GOAL.
Each line that contains the string "FRANCE" counts once; report how many such lines appear in the data, as a number only.

---------- INPUT DATA ----------

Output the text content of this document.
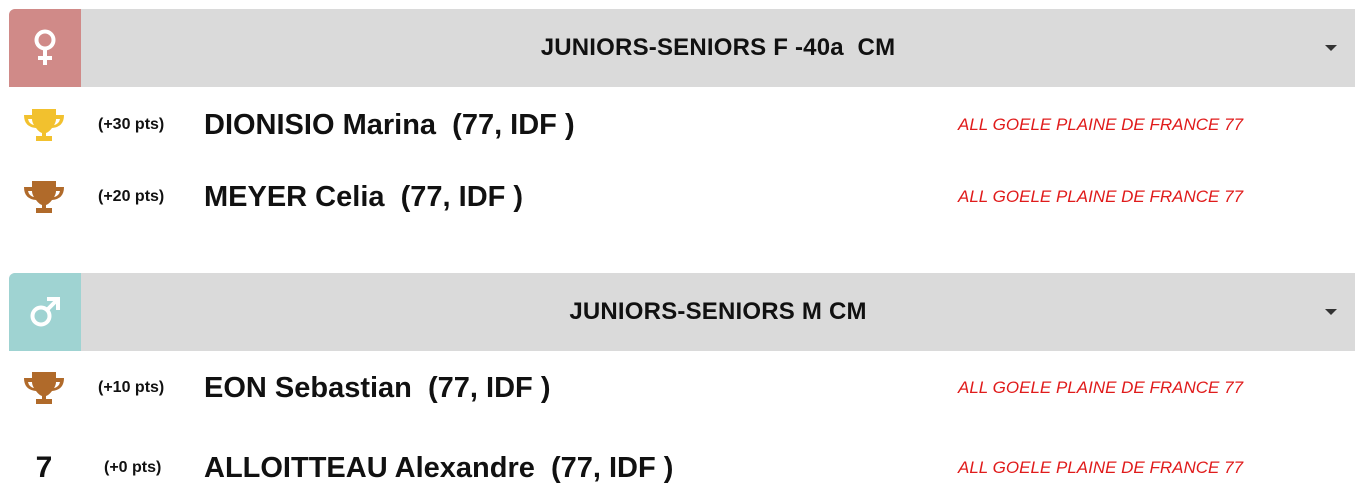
JUNIORS-SENIORS F -40a  CM
(+30 pts) DIONISIO Marina  (77, IDF )	ALL GOELE PLAINE DE FRANCE 77
(+20 pts) MEYER Celia  (77, IDF )	ALL GOELE PLAINE DE FRANCE 77
JUNIORS-SENIORS M CM
(+10 pts) EON Sebastian  (77, IDF )	ALL GOELE PLAINE DE FRANCE 77
7	(+0 pts) ALLOITTEAU Alexandre  (77, IDF )	ALL GOELE PLAINE DE FRANCE 77
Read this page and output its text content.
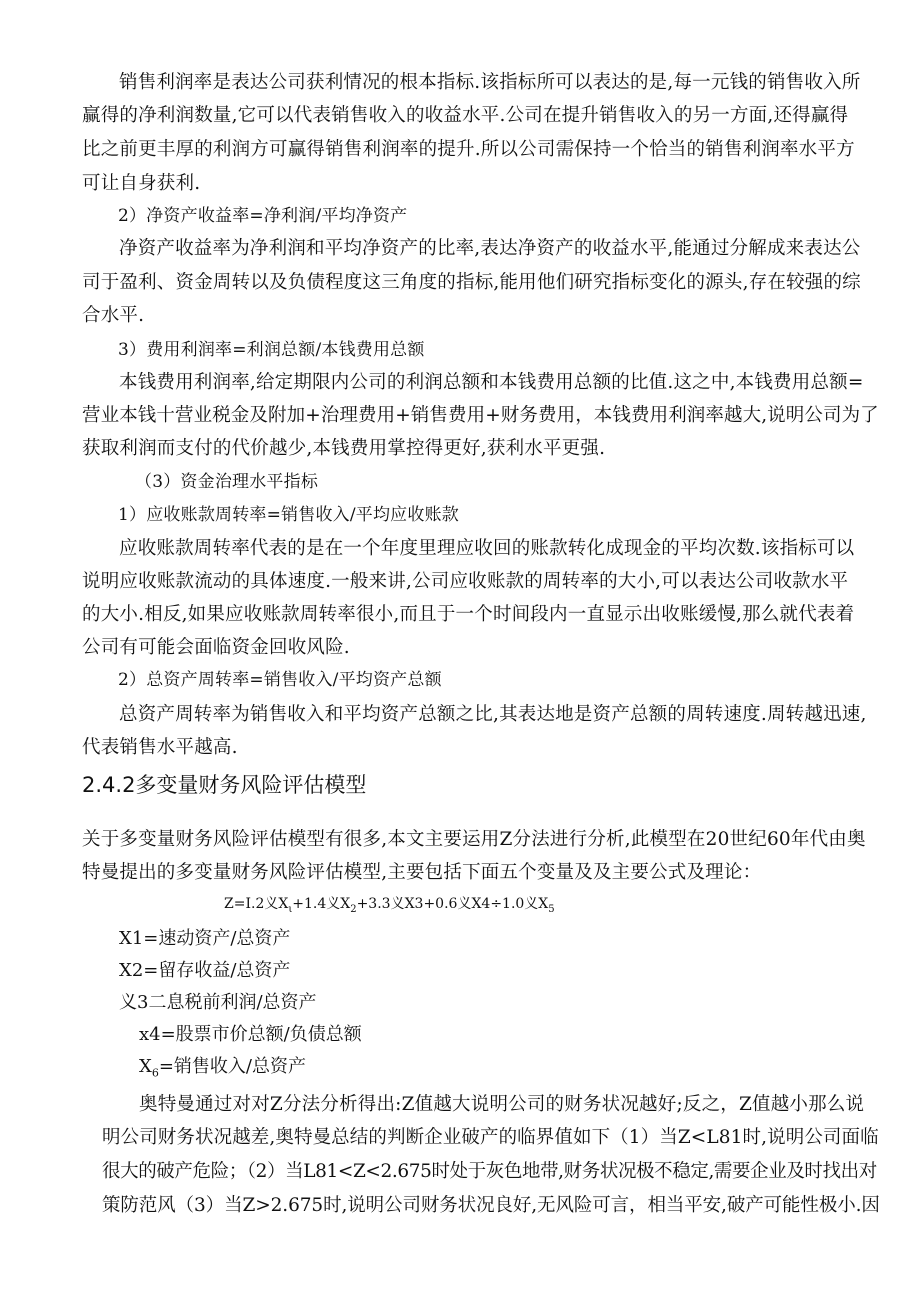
销售利润率是表达公司获利情况的根本指标.该指标所可以表达的是,每一元钱的销售收入所
赢得的净利润数量,它可以代表销售收入的收益水平.公司在提升销售收入的另一方面,还得赢得
比之前更丰厚的利润方可赢得销售利润率的提升.所以公司需保持一个恰当的销售利润率水平方
可让自身获利.
2）净资产收益率=净利润/平均净资产
净资产收益率为净利润和平均净资产的比率,表达净资产的收益水平,能通过分解成来表达公
司于盈利、资金周转以及负债程度这三角度的指标,能用他们研究指标变化的源头,存在较强的综
合水平.
3）费用利润率=利润总额/本钱费用总额
本钱费用利润率,给定期限内公司的利润总额和本钱费用总额的比值.这之中,本钱费用总额=
营业本钱十营业税金及附加+治理费用+销售费用+财务费用，本钱费用利润率越大,说明公司为了
获取利润而支付的代价越少,本钱费用掌控得更好,获利水平更强.
（3）资金治理水平指标
1）应收账款周转率=销售收入/平均应收账款
应收账款周转率代表的是在一个年度里理应收回的账款转化成现金的平均次数.该指标可以
说明应收账款流动的具体速度.一般来讲,公司应收账款的周转率的大小,可以表达公司收款水平
的大小.相反,如果应收账款周转率很小,而且于一个时间段内一直显示出收账缓慢,那么就代表着
公司有可能会面临资金回收风险.
2）总资产周转率=销售收入/平均资产总额
总资产周转率为销售收入和平均资产总额之比,其表达地是资产总额的周转速度.周转越迅速,
代表销售水平越高.
2.4.2多变量财务风险评估模型
关于多变量财务风险评估模型有很多,本文主要运用Z分法进行分析,此模型在20世纪60年代由奥
特曼提出的多变量财务风险评估模型,主要包括下面五个变量及及主要公式及理论：
Z=I.2义$X_\iota+1.4$义$X_2+3.3$义X3+0.6义X4÷1.0义$X_5$
X1=速动资产/总资产
X2=留存收益/总资产
义3二息税前利润/总资产
x4=股票市价总额/负债总额
$X_6=$销售收入/总资产
奥特曼通过对对Z分法分析得出:Z值越大说明公司的财务状况越好;反之，Z值越小那么说
明公司财务状况越差,奥特曼总结的判断企业破产的临界值如下（1）当Z<L81时,说明公司面临
很大的破产危险；（2）当L81<Z<2.675时处于灰色地带,财务状况极不稳定,需要企业及时找出对
策防范风（3）当Z>2.675时,说明公司财务状况良好,无风险可言，相当平安,破产可能性极小.因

----------

FINISHED EXERCISE.
4